What this task involves
Every line below that holds the string "email" should be copied out.

——

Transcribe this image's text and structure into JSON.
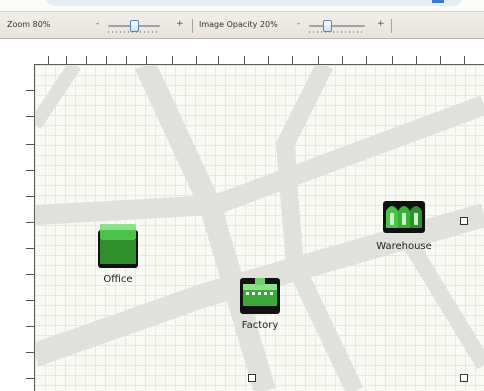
{
  "toolbar": {
    "zoom": {
      "label": "Zoom 80%",
      "minus": "-",
      "plus": "+",
      "value_pct": 80
    },
    "image_opacity": {
      "label": "Image Opacity 20%",
      "minus": "-",
      "plus": "+",
      "value_pct": 20
    }
  },
  "canvas": {
    "nodes": [
      {
        "label": "Office",
        "icon": "office-building-icon"
      },
      {
        "label": "Factory",
        "icon": "factory-icon"
      },
      {
        "label": "Warehouse",
        "icon": "warehouse-icon"
      }
    ]
  },
  "colors": {
    "node_green": "#3fa83a",
    "road_gray": "#e2e2df",
    "grid": "#e8e8df"
  }
}
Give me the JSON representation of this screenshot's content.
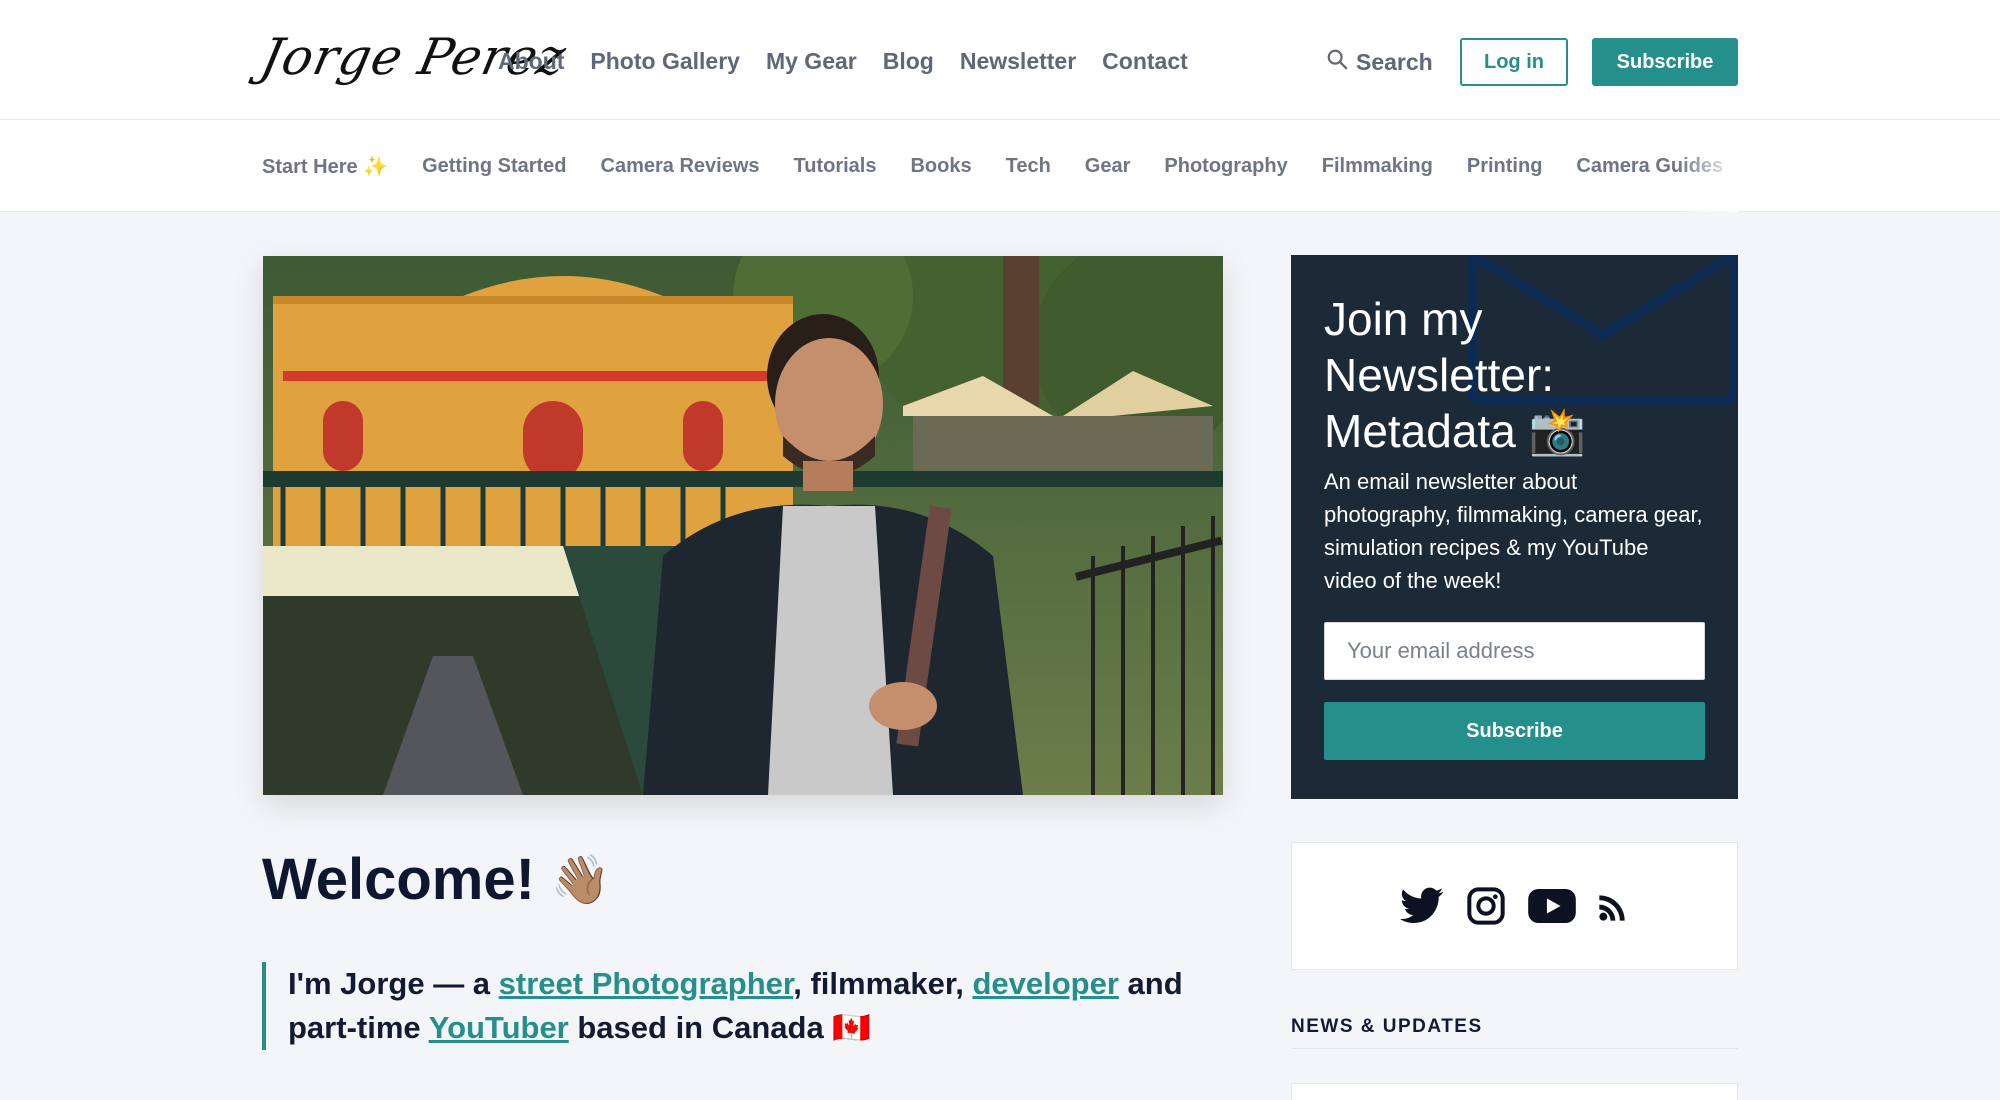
{
  "header": {
    "logo_text": "Jorge Perez",
    "nav": [
      "About",
      "Photo Gallery",
      "My Gear",
      "Blog",
      "Newsletter",
      "Contact"
    ],
    "search_label": "Search",
    "login_label": "Log in",
    "subscribe_label": "Subscribe",
    "accent_color": "#258f8c"
  },
  "categories": [
    "Start Here ✨",
    "Getting Started",
    "Camera Reviews",
    "Tutorials",
    "Books",
    "Tech",
    "Gear",
    "Photography",
    "Filmmaking",
    "Printing",
    "Camera Guides"
  ],
  "main": {
    "welcome_title": "Welcome!",
    "welcome_emoji": "👋🏽",
    "intro": {
      "part1": "I'm Jorge — a ",
      "link1": "street Photographer",
      "part2": ", filmmaker, ",
      "link2": "developer",
      "part3": " and part-time ",
      "link3": "YouTuber",
      "part4": " based in Canada 🇨🇦"
    }
  },
  "sidebar": {
    "newsletter": {
      "title": "Join my Newsletter: Metadata 📸",
      "description": "An email newsletter about photography, filmmaking, camera gear, simulation recipes & my YouTube video of the week!",
      "email_placeholder": "Your email address",
      "button_label": "Subscribe",
      "background": "#1c2a38"
    },
    "social_icons": [
      "twitter-icon",
      "instagram-icon",
      "youtube-icon",
      "rss-icon"
    ],
    "updates_title": "NEWS & UPDATES"
  }
}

——

Final result
      "description": "An email newsletter about photography, filmmaking, camera gear, simulation recipes & my YouTube video of the week!",
      "email_placeholder": "Your email address",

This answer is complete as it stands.